*** Opening SUPPLIED MATERIAL ***
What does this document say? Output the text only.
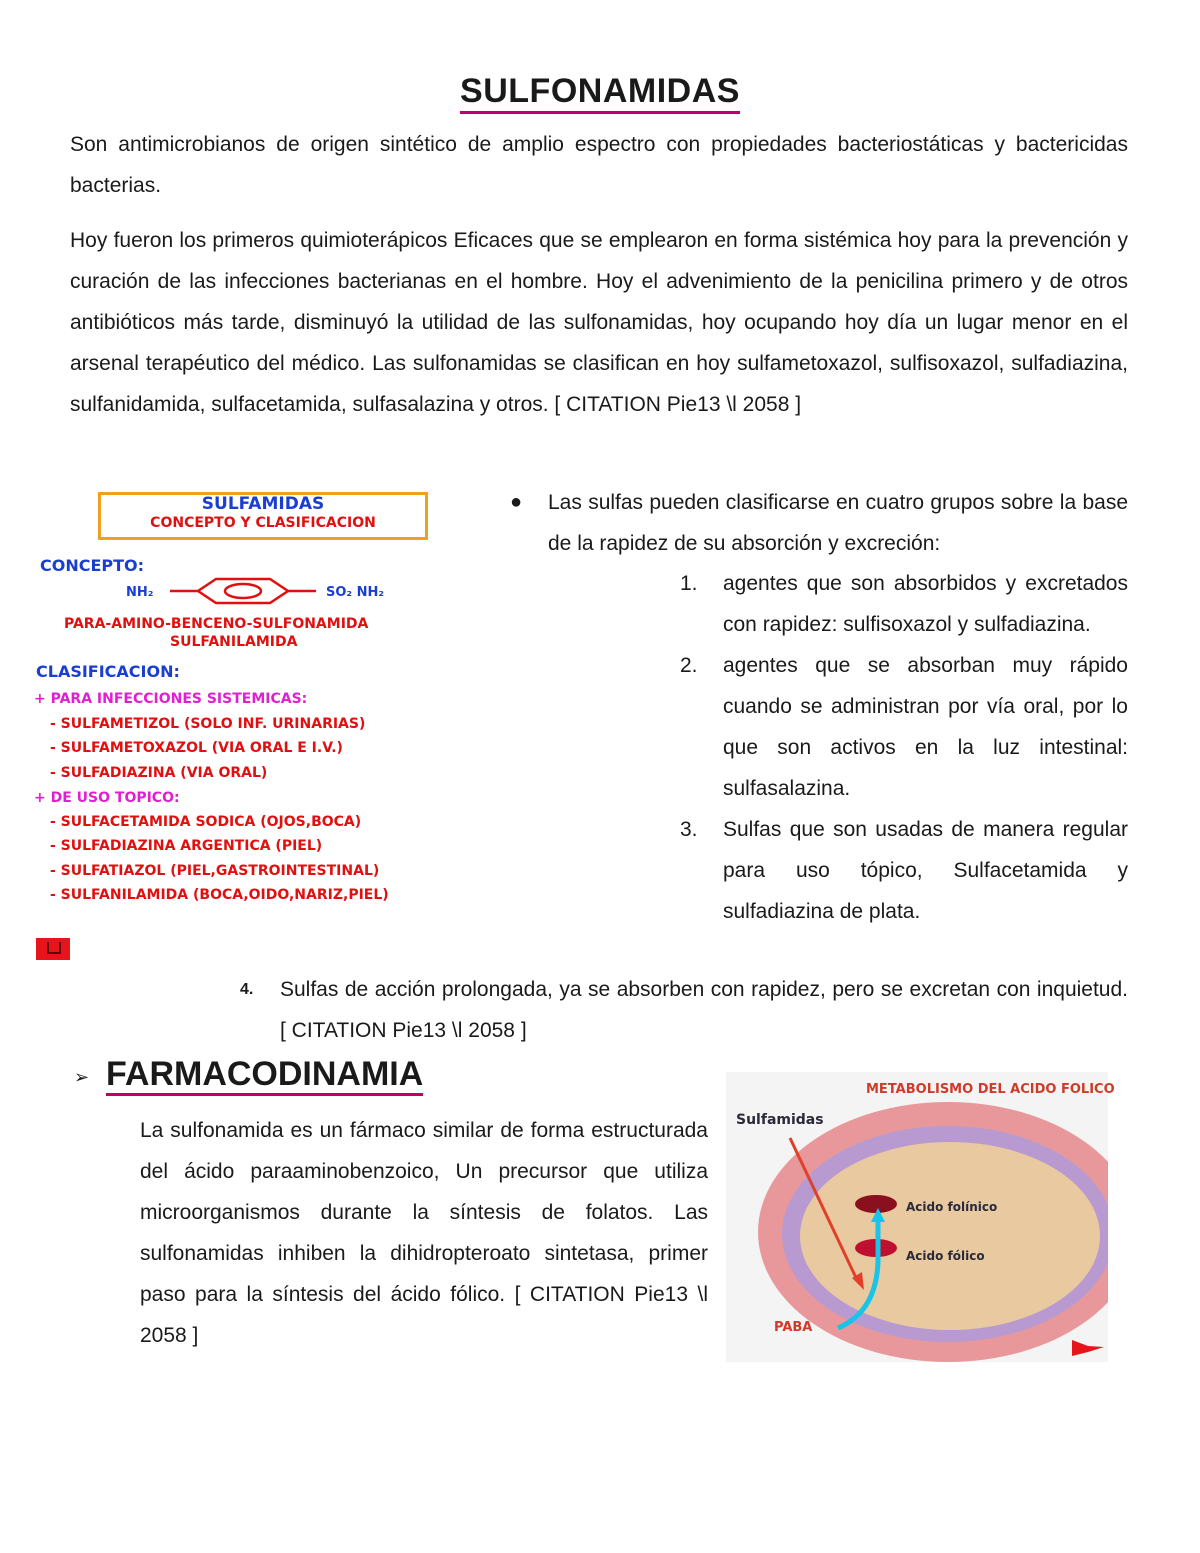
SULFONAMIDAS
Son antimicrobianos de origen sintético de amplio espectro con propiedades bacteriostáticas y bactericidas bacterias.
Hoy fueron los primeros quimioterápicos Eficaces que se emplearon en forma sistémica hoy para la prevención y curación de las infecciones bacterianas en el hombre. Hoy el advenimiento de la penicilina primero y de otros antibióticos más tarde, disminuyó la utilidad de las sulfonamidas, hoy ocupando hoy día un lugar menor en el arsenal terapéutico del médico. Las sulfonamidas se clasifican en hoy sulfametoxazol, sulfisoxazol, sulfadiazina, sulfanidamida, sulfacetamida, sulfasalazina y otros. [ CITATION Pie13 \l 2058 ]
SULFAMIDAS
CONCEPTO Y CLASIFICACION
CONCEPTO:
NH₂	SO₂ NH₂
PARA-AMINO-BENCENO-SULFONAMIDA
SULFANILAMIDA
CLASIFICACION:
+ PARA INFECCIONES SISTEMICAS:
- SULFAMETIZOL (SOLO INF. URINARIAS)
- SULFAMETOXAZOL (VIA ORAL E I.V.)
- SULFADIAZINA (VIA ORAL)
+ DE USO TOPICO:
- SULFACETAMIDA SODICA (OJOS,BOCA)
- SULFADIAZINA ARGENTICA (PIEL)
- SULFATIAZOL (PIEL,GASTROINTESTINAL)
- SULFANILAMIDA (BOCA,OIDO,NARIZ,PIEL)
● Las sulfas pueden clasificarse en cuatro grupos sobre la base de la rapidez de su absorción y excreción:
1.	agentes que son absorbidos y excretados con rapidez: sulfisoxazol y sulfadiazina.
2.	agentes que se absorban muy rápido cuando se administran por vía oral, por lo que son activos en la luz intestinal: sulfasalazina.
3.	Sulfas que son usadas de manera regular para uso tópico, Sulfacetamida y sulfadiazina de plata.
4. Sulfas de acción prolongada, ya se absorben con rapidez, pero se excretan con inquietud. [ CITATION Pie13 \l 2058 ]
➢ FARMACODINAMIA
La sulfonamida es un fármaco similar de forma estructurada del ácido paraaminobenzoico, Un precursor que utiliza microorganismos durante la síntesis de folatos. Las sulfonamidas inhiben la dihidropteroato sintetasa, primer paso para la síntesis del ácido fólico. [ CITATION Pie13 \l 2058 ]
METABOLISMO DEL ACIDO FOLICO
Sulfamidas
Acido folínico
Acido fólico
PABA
*** Closing SUPPLIED MATERIAL ***
*** Opening SUPPLIED MATERIAL ***
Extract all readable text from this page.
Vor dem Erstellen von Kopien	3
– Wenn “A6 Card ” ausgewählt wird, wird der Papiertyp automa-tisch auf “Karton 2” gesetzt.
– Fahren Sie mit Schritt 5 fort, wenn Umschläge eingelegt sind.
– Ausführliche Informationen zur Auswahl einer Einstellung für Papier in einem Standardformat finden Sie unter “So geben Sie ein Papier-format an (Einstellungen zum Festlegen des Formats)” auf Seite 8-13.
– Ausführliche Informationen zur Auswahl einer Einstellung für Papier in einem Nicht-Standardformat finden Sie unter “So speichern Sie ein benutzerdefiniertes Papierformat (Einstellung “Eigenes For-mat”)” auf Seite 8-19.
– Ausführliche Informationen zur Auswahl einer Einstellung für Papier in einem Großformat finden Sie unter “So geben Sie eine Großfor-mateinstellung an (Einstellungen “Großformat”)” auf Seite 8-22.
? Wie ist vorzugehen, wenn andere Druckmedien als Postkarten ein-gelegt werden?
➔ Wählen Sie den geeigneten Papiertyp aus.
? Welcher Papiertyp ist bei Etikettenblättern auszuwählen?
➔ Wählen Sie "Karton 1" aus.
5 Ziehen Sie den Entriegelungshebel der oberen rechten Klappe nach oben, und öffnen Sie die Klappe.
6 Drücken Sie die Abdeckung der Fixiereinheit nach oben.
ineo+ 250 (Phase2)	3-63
*** Closing SUPPLIED MATERIAL ***
*** Opening SUPPLIED MATERIAL ***
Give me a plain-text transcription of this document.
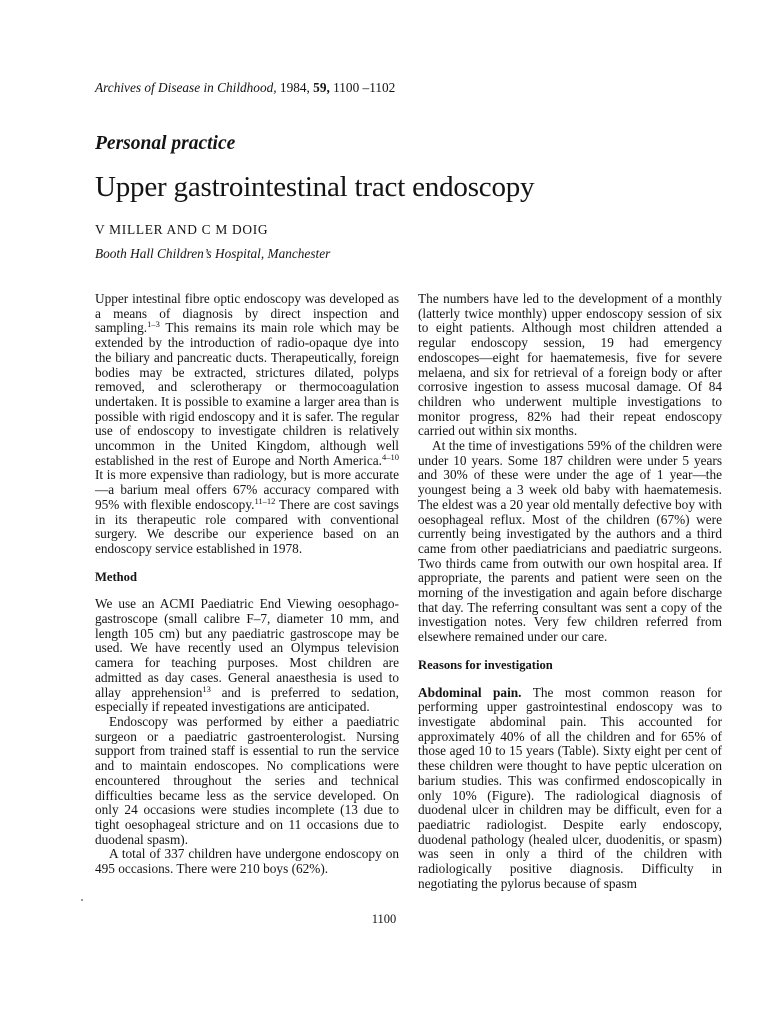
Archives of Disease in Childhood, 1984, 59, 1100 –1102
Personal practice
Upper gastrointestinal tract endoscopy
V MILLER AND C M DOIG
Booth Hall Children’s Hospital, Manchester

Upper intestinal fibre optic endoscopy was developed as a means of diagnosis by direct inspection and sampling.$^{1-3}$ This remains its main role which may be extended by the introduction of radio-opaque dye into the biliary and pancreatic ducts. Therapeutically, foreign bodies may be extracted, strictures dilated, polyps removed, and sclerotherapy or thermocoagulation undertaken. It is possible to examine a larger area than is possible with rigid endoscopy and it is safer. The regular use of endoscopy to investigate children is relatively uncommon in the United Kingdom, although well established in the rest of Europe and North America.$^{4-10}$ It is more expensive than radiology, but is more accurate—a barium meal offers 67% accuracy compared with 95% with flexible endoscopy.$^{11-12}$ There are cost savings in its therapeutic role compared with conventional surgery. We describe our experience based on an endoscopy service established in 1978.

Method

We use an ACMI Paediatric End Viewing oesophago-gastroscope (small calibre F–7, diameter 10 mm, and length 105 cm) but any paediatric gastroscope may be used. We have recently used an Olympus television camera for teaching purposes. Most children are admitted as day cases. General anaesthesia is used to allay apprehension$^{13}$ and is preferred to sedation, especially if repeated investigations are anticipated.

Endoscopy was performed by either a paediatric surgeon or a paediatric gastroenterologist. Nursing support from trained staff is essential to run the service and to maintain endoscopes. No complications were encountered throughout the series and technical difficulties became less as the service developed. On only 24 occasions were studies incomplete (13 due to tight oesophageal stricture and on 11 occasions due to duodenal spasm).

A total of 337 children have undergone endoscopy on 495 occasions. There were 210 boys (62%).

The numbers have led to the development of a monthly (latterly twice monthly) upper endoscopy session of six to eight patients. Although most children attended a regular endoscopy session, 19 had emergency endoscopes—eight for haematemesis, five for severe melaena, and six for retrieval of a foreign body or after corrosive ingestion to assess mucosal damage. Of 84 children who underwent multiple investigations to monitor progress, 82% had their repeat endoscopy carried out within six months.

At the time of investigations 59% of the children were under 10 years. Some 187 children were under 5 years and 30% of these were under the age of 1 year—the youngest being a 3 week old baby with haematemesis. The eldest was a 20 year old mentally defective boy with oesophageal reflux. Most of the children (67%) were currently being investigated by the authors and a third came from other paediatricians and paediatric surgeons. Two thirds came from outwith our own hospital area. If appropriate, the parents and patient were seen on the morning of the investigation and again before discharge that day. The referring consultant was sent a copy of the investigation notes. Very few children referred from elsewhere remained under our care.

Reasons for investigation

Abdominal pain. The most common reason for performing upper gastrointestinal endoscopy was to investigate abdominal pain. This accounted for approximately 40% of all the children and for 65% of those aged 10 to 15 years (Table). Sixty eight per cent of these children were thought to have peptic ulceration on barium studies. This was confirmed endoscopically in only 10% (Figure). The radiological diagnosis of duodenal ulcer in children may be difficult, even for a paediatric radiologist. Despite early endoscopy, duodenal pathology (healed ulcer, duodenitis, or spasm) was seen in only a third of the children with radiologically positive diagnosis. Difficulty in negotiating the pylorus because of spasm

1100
*** Closing SUPPLIED MATERIAL ***
**WORK ORDER:** The expected result is every line from the material above that includes "rapidez".

**TASK SOLUTION:**
● Las sulfas pueden clasificarse en cuatro grupos sobre la base de la rapidez de su absorción y excreción:
1.	agentes que son absorbidos y excretados con rapidez: sulfisoxazol y sulfadiazina.
4. Sulfas de acción prolongada, ya se absorben con rapidez, pero se excretan con inquietud. [ CITATION Pie13 \l 2058 ]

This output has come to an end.